Stored items:
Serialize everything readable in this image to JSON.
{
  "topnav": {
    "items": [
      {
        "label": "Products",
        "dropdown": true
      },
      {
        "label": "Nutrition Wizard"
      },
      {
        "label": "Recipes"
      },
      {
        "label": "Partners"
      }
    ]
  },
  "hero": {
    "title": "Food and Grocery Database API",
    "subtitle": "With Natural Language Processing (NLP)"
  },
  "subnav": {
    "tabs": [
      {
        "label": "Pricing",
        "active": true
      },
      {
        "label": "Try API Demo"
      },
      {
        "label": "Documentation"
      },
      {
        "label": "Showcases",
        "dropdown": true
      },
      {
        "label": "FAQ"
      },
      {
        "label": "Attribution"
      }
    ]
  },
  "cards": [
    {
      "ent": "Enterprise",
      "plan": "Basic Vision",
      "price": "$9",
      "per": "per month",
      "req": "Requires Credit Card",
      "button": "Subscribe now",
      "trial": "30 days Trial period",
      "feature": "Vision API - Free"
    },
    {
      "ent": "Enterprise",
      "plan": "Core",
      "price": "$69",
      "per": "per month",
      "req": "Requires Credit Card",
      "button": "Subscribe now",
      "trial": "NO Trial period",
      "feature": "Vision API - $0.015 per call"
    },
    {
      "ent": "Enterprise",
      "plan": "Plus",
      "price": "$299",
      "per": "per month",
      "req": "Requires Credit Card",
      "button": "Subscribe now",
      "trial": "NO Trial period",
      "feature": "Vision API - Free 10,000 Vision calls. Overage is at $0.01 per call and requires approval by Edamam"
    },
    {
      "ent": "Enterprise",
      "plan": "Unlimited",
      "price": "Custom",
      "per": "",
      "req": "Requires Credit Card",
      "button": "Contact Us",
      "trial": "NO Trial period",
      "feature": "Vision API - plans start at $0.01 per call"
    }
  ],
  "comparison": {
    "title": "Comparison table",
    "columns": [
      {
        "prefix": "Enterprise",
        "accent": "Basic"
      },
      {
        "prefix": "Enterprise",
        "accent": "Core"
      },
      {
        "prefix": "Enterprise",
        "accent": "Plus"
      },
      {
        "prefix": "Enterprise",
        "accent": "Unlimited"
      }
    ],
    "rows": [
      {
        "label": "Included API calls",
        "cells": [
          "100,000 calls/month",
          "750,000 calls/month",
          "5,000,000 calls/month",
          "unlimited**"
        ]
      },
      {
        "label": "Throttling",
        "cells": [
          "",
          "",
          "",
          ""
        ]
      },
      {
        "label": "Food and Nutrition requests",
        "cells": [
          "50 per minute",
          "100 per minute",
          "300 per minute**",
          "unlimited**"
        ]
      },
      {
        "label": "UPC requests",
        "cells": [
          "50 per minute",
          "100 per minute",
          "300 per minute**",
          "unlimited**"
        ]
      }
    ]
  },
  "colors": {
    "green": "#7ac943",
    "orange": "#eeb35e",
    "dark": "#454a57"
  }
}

• What you will do
Identify the lines above with the word "Nutrition". Copy them.

• Answer to the task
        "label": "Nutrition Wizard"
        "label": "Food and Nutrition requests",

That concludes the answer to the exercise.